━━ INFORMATION GIVEN

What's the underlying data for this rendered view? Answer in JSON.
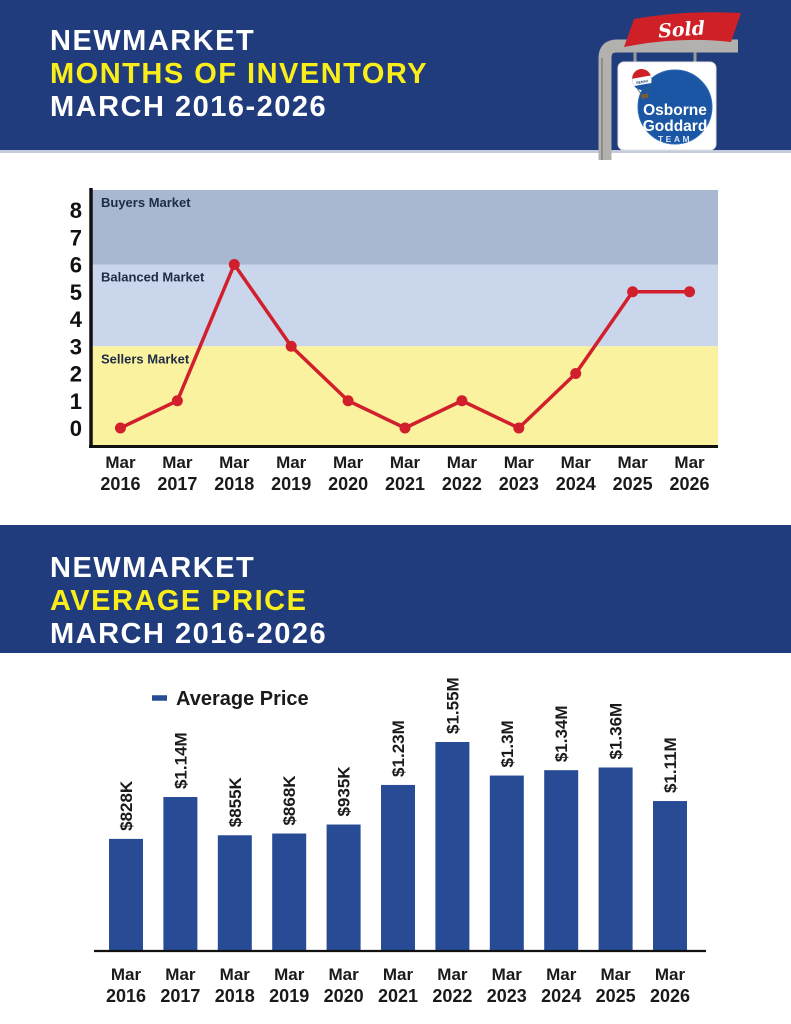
{
  "colors": {
    "header_blue": "#203c7c",
    "title_yellow": "#f9ed1a",
    "line_red": "#d1202b",
    "bar_blue": "#274b94",
    "band_buyers": "#a9b8d1",
    "band_balanced": "#c9d6ec",
    "band_sellers": "#fbf2a0",
    "axis_black": "#111111"
  },
  "header_inventory": {
    "line1": "NEWMARKET",
    "line2": "MONTHS OF INVENTORY",
    "line3": "MARCH 2016-2026"
  },
  "header_price": {
    "line1": "NEWMARKET",
    "line2": "AVERAGE PRICE",
    "line3": "MARCH 2016-2026"
  },
  "logo": {
    "flag_text": "Sold",
    "balloon_text": "REMAX",
    "team_line1": "Osborne",
    "team_line2": "Goddard",
    "team_line3": "TEAM"
  },
  "chart_data": [
    {
      "type": "line",
      "title": "NEWMARKET MONTHS OF INVENTORY MARCH 2016-2026",
      "categories": [
        "Mar 2016",
        "Mar 2017",
        "Mar 2018",
        "Mar 2019",
        "Mar 2020",
        "Mar 2021",
        "Mar 2022",
        "Mar 2023",
        "Mar 2024",
        "Mar 2025",
        "Mar 2026"
      ],
      "values": [
        0,
        1,
        6,
        3,
        1,
        0,
        1,
        0,
        2,
        5,
        5
      ],
      "xlabel": "",
      "ylabel": "",
      "ylim": [
        0,
        8
      ],
      "yticks": [
        8,
        7,
        6,
        5,
        4,
        3,
        2,
        1,
        0
      ],
      "grid": false,
      "legend_position": "none",
      "line_color": "#d1202b",
      "bands": [
        {
          "label": "Buyers Market",
          "from": 6,
          "to": 8.8,
          "color": "#a9b8d1"
        },
        {
          "label": "Balanced Market",
          "from": 3,
          "to": 6,
          "color": "#c9d6ec"
        },
        {
          "label": "Sellers Market",
          "from": -0.65,
          "to": 3,
          "color": "#fbf2a0"
        }
      ],
      "band_label_color": "#1d2b45"
    },
    {
      "type": "bar",
      "title": "NEWMARKET AVERAGE PRICE MARCH 2016-2026",
      "legend": [
        {
          "label": "Average Price",
          "color": "#274b94"
        }
      ],
      "legend_position": "top-left",
      "categories": [
        "Mar 2016",
        "Mar 2017",
        "Mar 2018",
        "Mar 2019",
        "Mar 2020",
        "Mar 2021",
        "Mar 2022",
        "Mar 2023",
        "Mar 2024",
        "Mar 2025",
        "Mar 2026"
      ],
      "values": [
        828000,
        1140000,
        855000,
        868000,
        935000,
        1230000,
        1550000,
        1300000,
        1340000,
        1360000,
        1110000
      ],
      "value_labels": [
        "$828K",
        "$1.14M",
        "$855K",
        "$868K",
        "$935K",
        "$1.23M",
        "$1.55M",
        "$1.3M",
        "$1.34M",
        "$1.36M",
        "$1.11M"
      ],
      "bar_color": "#274b94",
      "value_label_color": "#1a1a1a",
      "grid": false
    }
  ]
}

━━━━

INSTRUCTIONS TO FOLLOW.
Copy every line of the data exactly as written, excluding the pictures.

SOLUTION TO THIS EXERCISE.
What's the underlying data for this rendered view? Answer in JSON.
{
  "colors": {
    "header_blue": "#203c7c",
    "title_yellow": "#f9ed1a",
    "line_red": "#d1202b",
    "bar_blue": "#274b94",
    "band_buyers": "#a9b8d1",
    "band_balanced": "#c9d6ec",
    "band_sellers": "#fbf2a0",
    "axis_black": "#111111"
  },
  "header_inventory": {
    "line1": "NEWMARKET",
    "line2": "MONTHS OF INVENTORY",
    "line3": "MARCH 2016-2026"
  },
  "header_price": {
    "line1": "NEWMARKET",
    "line2": "AVERAGE PRICE",
    "line3": "MARCH 2016-2026"
  },
  "logo": {
    "flag_text": "Sold",
    "balloon_text": "REMAX",
    "team_line1": "Osborne",
    "team_line2": "Goddard",
    "team_line3": "TEAM"
  },
  "chart_data": [
    {
      "type": "line",
      "title": "NEWMARKET MONTHS OF INVENTORY MARCH 2016-2026",
      "categories": [
        "Mar 2016",
        "Mar 2017",
        "Mar 2018",
        "Mar 2019",
        "Mar 2020",
        "Mar 2021",
        "Mar 2022",
        "Mar 2023",
        "Mar 2024",
        "Mar 2025",
        "Mar 2026"
      ],
      "values": [
        0,
        1,
        6,
        3,
        1,
        0,
        1,
        0,
        2,
        5,
        5
      ],
      "xlabel": "",
      "ylabel": "",
      "ylim": [
        0,
        8
      ],
      "yticks": [
        8,
        7,
        6,
        5,
        4,
        3,
        2,
        1,
        0
      ],
      "grid": false,
      "legend_position": "none",
      "line_color": "#d1202b",
      "bands": [
        {
          "label": "Buyers Market",
          "from": 6,
          "to": 8.8,
          "color": "#a9b8d1"
        },
        {
          "label": "Balanced Market",
          "from": 3,
          "to": 6,
          "color": "#c9d6ec"
        },
        {
          "label": "Sellers Market",
          "from": -0.65,
          "to": 3,
          "color": "#fbf2a0"
        }
      ],
      "band_label_color": "#1d2b45"
    },
    {
      "type": "bar",
      "title": "NEWMARKET AVERAGE PRICE MARCH 2016-2026",
      "legend": [
        {
          "label": "Average Price",
          "color": "#274b94"
        }
      ],
      "legend_position": "top-left",
      "categories": [
        "Mar 2016",
        "Mar 2017",
        "Mar 2018",
        "Mar 2019",
        "Mar 2020",
        "Mar 2021",
        "Mar 2022",
        "Mar 2023",
        "Mar 2024",
        "Mar 2025",
        "Mar 2026"
      ],
      "values": [
        828000,
        1140000,
        855000,
        868000,
        935000,
        1230000,
        1550000,
        1300000,
        1340000,
        1360000,
        1110000
      ],
      "value_labels": [
        "$828K",
        "$1.14M",
        "$855K",
        "$868K",
        "$935K",
        "$1.23M",
        "$1.55M",
        "$1.3M",
        "$1.34M",
        "$1.36M",
        "$1.11M"
      ],
      "bar_color": "#274b94",
      "value_label_color": "#1a1a1a",
      "grid": false
    }
  ]
}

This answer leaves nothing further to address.